▸ **What to do**:
All of the material below is to be restated word for word, apart from the pictures.

- - -

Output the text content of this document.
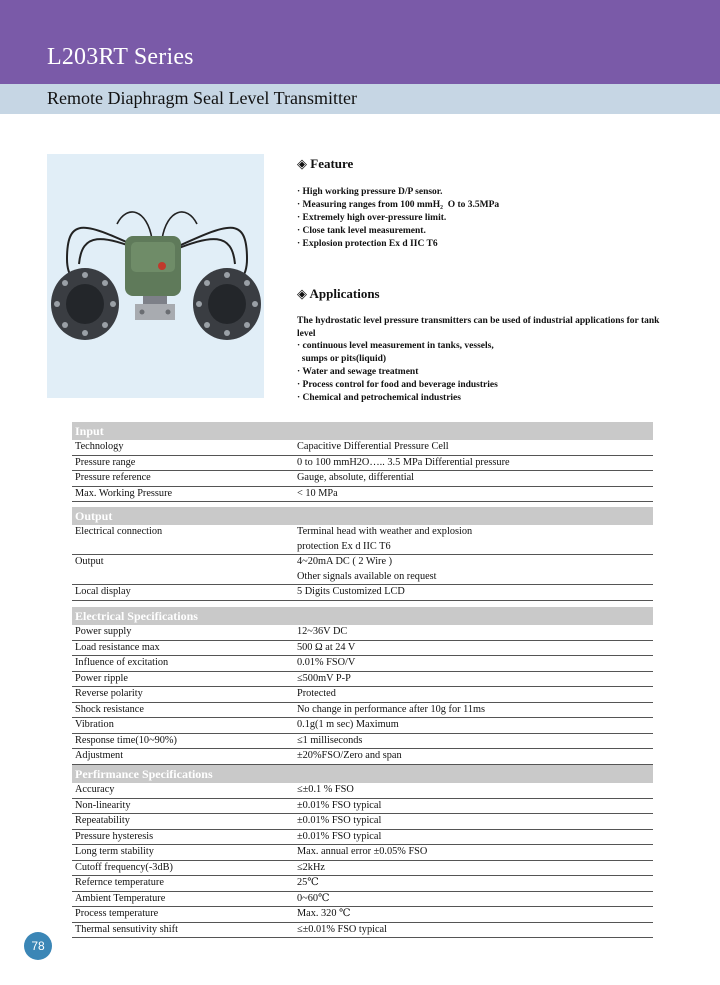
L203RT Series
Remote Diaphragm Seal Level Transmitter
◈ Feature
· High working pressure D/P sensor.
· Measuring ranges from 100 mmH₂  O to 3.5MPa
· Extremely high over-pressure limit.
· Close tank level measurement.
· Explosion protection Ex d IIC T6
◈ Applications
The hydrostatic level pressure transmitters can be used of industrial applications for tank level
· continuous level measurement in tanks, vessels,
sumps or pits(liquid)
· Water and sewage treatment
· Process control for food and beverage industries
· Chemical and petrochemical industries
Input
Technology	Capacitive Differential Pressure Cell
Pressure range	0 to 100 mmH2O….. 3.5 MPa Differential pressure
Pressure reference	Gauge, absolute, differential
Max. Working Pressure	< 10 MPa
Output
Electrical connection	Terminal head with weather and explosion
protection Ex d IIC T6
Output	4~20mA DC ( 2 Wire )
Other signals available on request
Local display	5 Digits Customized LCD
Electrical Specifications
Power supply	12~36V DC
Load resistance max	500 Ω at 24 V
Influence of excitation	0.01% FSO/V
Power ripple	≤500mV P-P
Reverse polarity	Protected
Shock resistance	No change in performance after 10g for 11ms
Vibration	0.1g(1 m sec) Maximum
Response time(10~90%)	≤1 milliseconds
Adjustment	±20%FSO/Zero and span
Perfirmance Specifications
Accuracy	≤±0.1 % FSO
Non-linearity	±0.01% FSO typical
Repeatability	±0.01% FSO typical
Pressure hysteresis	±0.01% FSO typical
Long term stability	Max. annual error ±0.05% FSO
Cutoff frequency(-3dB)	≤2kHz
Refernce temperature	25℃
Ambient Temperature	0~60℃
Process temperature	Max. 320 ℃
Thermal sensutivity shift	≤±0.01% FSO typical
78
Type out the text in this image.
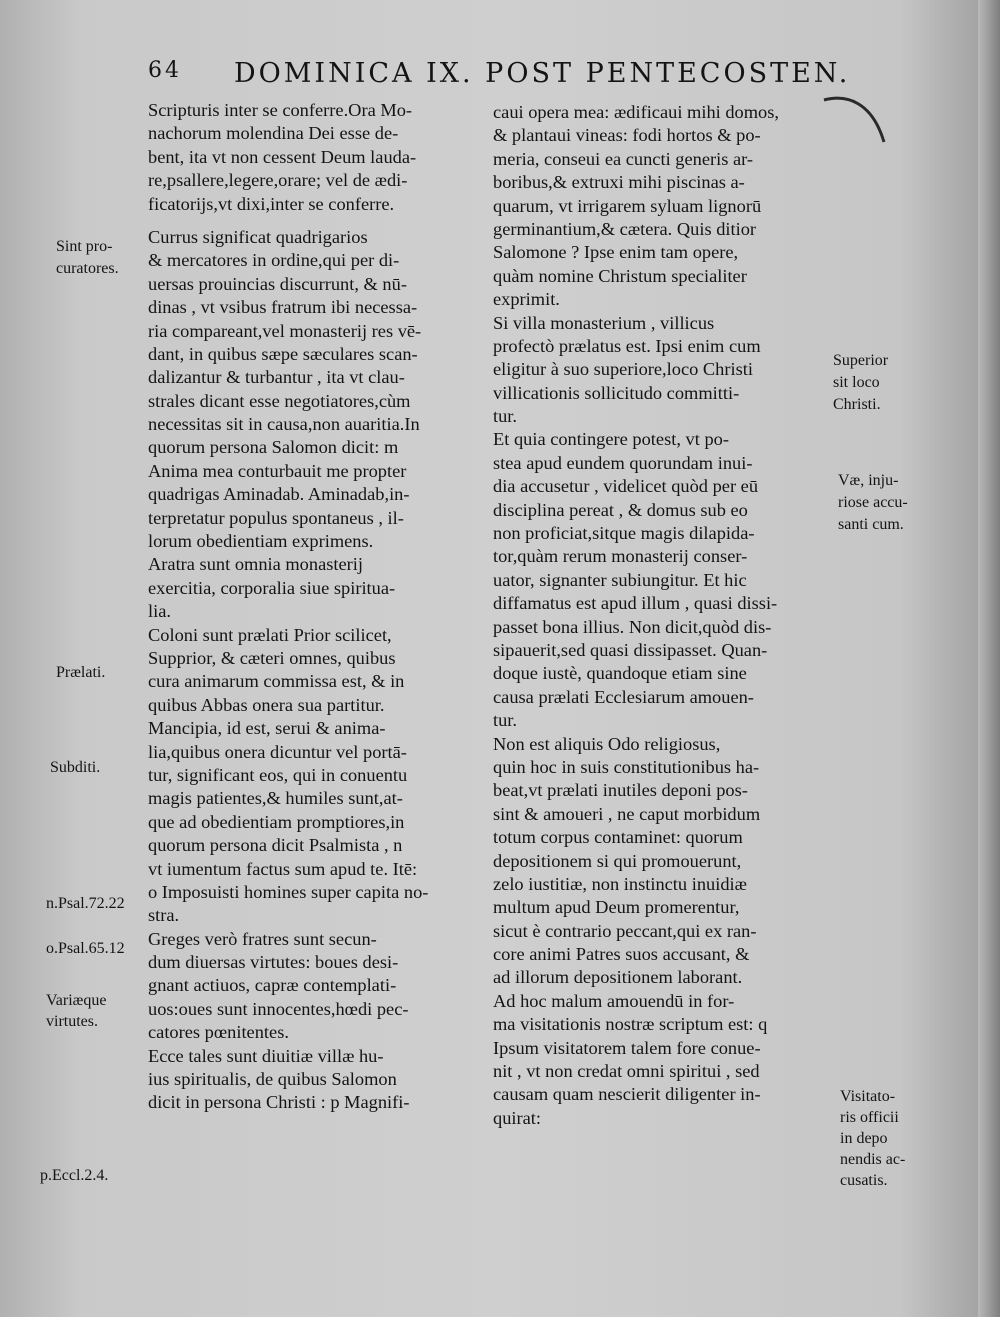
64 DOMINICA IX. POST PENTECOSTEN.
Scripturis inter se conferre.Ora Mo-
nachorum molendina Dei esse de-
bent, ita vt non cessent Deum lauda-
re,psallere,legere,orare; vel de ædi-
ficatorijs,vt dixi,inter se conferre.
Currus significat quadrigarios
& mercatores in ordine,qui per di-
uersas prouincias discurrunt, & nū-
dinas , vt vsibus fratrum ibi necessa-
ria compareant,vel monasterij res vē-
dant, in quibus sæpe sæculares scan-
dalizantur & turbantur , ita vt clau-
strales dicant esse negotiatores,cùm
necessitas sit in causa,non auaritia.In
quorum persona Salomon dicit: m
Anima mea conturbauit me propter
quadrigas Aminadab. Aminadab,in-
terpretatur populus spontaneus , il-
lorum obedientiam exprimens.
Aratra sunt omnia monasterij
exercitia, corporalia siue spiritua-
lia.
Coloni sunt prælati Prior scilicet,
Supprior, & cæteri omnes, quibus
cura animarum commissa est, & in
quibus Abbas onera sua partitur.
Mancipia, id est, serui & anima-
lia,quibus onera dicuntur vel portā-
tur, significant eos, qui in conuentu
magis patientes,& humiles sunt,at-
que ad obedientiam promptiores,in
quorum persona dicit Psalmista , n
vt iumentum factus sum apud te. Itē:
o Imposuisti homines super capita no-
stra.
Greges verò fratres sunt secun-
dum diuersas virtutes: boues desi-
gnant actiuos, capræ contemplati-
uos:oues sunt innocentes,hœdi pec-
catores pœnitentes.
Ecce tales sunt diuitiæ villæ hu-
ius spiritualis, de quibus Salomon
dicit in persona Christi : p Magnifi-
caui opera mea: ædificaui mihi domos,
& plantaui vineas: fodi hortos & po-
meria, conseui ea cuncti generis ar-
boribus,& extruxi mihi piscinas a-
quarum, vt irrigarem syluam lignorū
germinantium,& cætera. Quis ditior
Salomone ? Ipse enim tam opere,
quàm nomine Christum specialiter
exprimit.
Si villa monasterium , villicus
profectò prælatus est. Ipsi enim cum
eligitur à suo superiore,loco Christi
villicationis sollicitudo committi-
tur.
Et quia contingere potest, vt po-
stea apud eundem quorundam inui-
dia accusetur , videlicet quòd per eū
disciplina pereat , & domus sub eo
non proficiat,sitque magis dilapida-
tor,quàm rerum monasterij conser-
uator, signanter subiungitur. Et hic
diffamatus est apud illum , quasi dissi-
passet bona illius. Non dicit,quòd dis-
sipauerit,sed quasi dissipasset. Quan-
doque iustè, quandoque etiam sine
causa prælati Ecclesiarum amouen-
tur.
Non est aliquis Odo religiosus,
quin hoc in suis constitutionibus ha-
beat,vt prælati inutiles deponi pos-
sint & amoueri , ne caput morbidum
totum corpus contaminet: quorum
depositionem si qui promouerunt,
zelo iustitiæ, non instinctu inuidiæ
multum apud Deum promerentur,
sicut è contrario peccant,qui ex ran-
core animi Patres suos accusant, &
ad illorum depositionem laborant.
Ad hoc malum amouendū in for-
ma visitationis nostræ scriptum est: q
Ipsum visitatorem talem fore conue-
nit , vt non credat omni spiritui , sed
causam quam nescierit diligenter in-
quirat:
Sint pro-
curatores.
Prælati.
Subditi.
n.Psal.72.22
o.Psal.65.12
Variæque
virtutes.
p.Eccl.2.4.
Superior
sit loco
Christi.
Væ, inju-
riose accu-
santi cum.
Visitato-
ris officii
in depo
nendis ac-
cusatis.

- - -

▸ **Answer in full**:
Output the text content of this document.
L203RT Series
Remote Diaphragm Seal Level Transmitter
◈ Feature
· High working pressure D/P sensor.
· Measuring ranges from 100 mmH₂  O to 3.5MPa
· Extremely high over-pressure limit.
· Close tank level measurement.
· Explosion protection Ex d IIC T6
◈ Applications
The hydrostatic level pressure transmitters can be used of industrial applications for tank level
· continuous level measurement in tanks, vessels,
sumps or pits(liquid)
· Water and sewage treatment
· Process control for food and beverage industries
· Chemical and petrochemical industries
Input
Technology	Capacitive Differential Pressure Cell
Pressure range	0 to 100 mmH2O….. 3.5 MPa Differential pressure
Pressure reference	Gauge, absolute, differential
Max. Working Pressure	< 10 MPa
Output
Electrical connection	Terminal head with weather and explosion
protection Ex d IIC T6
Output	4~20mA DC ( 2 Wire )
Other signals available on request
Local display	5 Digits Customized LCD
Electrical Specifications
Power supply	12~36V DC
Load resistance max	500 Ω at 24 V
Influence of excitation	0.01% FSO/V
Power ripple	≤500mV P-P
Reverse polarity	Protected
Shock resistance	No change in performance after 10g for 11ms
Vibration	0.1g(1 m sec) Maximum
Response time(10~90%)	≤1 milliseconds
Adjustment	±20%FSO/Zero and span
Perfirmance Specifications
Accuracy	≤±0.1 % FSO
Non-linearity	±0.01% FSO typical
Repeatability	±0.01% FSO typical
Pressure hysteresis	±0.01% FSO typical
Long term stability	Max. annual error ±0.05% FSO
Cutoff frequency(-3dB)	≤2kHz
Refernce temperature	25℃
Ambient Temperature	0~60℃
Process temperature	Max. 320 ℃
Thermal sensutivity shift	≤±0.01% FSO typical
78
Type out the text in this image.
64 DOMINICA IX. POST PENTECOSTEN.
Scripturis inter se conferre.Ora Mo-
nachorum molendina Dei esse de-
bent, ita vt non cessent Deum lauda-
re,psallere,legere,orare; vel de ædi-
ficatorijs,vt dixi,inter se conferre.
Currus significat quadrigarios
& mercatores in ordine,qui per di-
uersas prouincias discurrunt, & nū-
dinas , vt vsibus fratrum ibi necessa-
ria compareant,vel monasterij res vē-
dant, in quibus sæpe sæculares scan-
dalizantur & turbantur , ita vt clau-
strales dicant esse negotiatores,cùm
necessitas sit in causa,non auaritia.In
quorum persona Salomon dicit: m
Anima mea conturbauit me propter
quadrigas Aminadab. Aminadab,in-
terpretatur populus spontaneus , il-
lorum obedientiam exprimens.
Aratra sunt omnia monasterij
exercitia, corporalia siue spiritua-
lia.
Coloni sunt prælati Prior scilicet,
Supprior, & cæteri omnes, quibus
cura animarum commissa est, & in
quibus Abbas onera sua partitur.
Mancipia, id est, serui & anima-
lia,quibus onera dicuntur vel portā-
tur, significant eos, qui in conuentu
magis patientes,& humiles sunt,at-
que ad obedientiam promptiores,in
quorum persona dicit Psalmista , n
vt iumentum factus sum apud te. Itē:
o Imposuisti homines super capita no-
stra.
Greges verò fratres sunt secun-
dum diuersas virtutes: boues desi-
gnant actiuos, capræ contemplati-
uos:oues sunt innocentes,hœdi pec-
catores pœnitentes.
Ecce tales sunt diuitiæ villæ hu-
ius spiritualis, de quibus Salomon
dicit in persona Christi : p Magnifi-
caui opera mea: ædificaui mihi domos,
& plantaui vineas: fodi hortos & po-
meria, conseui ea cuncti generis ar-
boribus,& extruxi mihi piscinas a-
quarum, vt irrigarem syluam lignorū
germinantium,& cætera. Quis ditior
Salomone ? Ipse enim tam opere,
quàm nomine Christum specialiter
exprimit.
Si villa monasterium , villicus
profectò prælatus est. Ipsi enim cum
eligitur à suo superiore,loco Christi
villicationis sollicitudo committi-
tur.
Et quia contingere potest, vt po-
stea apud eundem quorundam inui-
dia accusetur , videlicet quòd per eū
disciplina pereat , & domus sub eo
non proficiat,sitque magis dilapida-
tor,quàm rerum monasterij conser-
uator, signanter subiungitur. Et hic
diffamatus est apud illum , quasi dissi-
passet bona illius. Non dicit,quòd dis-
sipauerit,sed quasi dissipasset. Quan-
doque iustè, quandoque etiam sine
causa prælati Ecclesiarum amouen-
tur.
Non est aliquis Odo religiosus,
quin hoc in suis constitutionibus ha-
beat,vt prælati inutiles deponi pos-
sint & amoueri , ne caput morbidum
totum corpus contaminet: quorum
depositionem si qui promouerunt,
zelo iustitiæ, non instinctu inuidiæ
multum apud Deum promerentur,
sicut è contrario peccant,qui ex ran-
core animi Patres suos accusant, &
ad illorum depositionem laborant.
Ad hoc malum amouendū in for-
ma visitationis nostræ scriptum est: q
Ipsum visitatorem talem fore conue-
nit , vt non credat omni spiritui , sed
causam quam nescierit diligenter in-
quirat:
Sint pro-
curatores.
Prælati.
Subditi.
n.Psal.72.22
o.Psal.65.12
Variæque
virtutes.
p.Eccl.2.4.
Superior
sit loco
Christi.
Væ, inju-
riose accu-
santi cum.
Visitato-
ris officii
in depo
nendis ac-
cusatis.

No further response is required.